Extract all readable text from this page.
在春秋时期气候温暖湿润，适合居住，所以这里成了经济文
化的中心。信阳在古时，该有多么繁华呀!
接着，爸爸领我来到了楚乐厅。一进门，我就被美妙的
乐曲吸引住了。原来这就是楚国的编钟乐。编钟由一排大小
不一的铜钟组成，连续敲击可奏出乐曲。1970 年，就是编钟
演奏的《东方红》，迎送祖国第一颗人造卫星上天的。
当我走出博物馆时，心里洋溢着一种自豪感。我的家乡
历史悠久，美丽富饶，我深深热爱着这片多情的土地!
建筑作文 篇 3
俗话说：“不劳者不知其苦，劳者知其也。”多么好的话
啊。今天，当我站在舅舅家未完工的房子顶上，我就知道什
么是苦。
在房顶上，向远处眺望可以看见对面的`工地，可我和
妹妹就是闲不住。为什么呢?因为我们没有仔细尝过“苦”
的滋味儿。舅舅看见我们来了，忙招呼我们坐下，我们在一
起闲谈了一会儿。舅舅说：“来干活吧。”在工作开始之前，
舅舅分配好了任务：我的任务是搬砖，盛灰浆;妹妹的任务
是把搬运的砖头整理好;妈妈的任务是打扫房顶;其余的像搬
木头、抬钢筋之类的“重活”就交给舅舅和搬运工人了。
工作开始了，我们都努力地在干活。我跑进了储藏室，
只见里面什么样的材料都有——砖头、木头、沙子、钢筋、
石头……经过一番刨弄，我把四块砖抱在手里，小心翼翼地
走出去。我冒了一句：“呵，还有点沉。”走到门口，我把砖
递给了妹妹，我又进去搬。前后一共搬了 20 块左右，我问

[REQUEST] Return all the data above once more, precisely as given.

[EXERCISE ANSWER]
Extract all readable text from this page.
在春秋时期气候温暖湿润，适合居住，所以这里成了经济文
化的中心。信阳在古时，该有多么繁华呀!
接着，爸爸领我来到了楚乐厅。一进门，我就被美妙的
乐曲吸引住了。原来这就是楚国的编钟乐。编钟由一排大小
不一的铜钟组成，连续敲击可奏出乐曲。1970 年，就是编钟
演奏的《东方红》，迎送祖国第一颗人造卫星上天的。
当我走出博物馆时，心里洋溢着一种自豪感。我的家乡
历史悠久，美丽富饶，我深深热爱着这片多情的土地!
建筑作文 篇 3
俗话说：“不劳者不知其苦，劳者知其也。”多么好的话
啊。今天，当我站在舅舅家未完工的房子顶上，我就知道什
么是苦。
在房顶上，向远处眺望可以看见对面的`工地，可我和
妹妹就是闲不住。为什么呢?因为我们没有仔细尝过“苦”
的滋味儿。舅舅看见我们来了，忙招呼我们坐下，我们在一
起闲谈了一会儿。舅舅说：“来干活吧。”在工作开始之前，
舅舅分配好了任务：我的任务是搬砖，盛灰浆;妹妹的任务
是把搬运的砖头整理好;妈妈的任务是打扫房顶;其余的像搬
木头、抬钢筋之类的“重活”就交给舅舅和搬运工人了。
工作开始了，我们都努力地在干活。我跑进了储藏室，
只见里面什么样的材料都有——砖头、木头、沙子、钢筋、
石头……经过一番刨弄，我把四块砖抱在手里，小心翼翼地
走出去。我冒了一句：“呵，还有点沉。”走到门口，我把砖
递给了妹妹，我又进去搬。前后一共搬了 20 块左右，我问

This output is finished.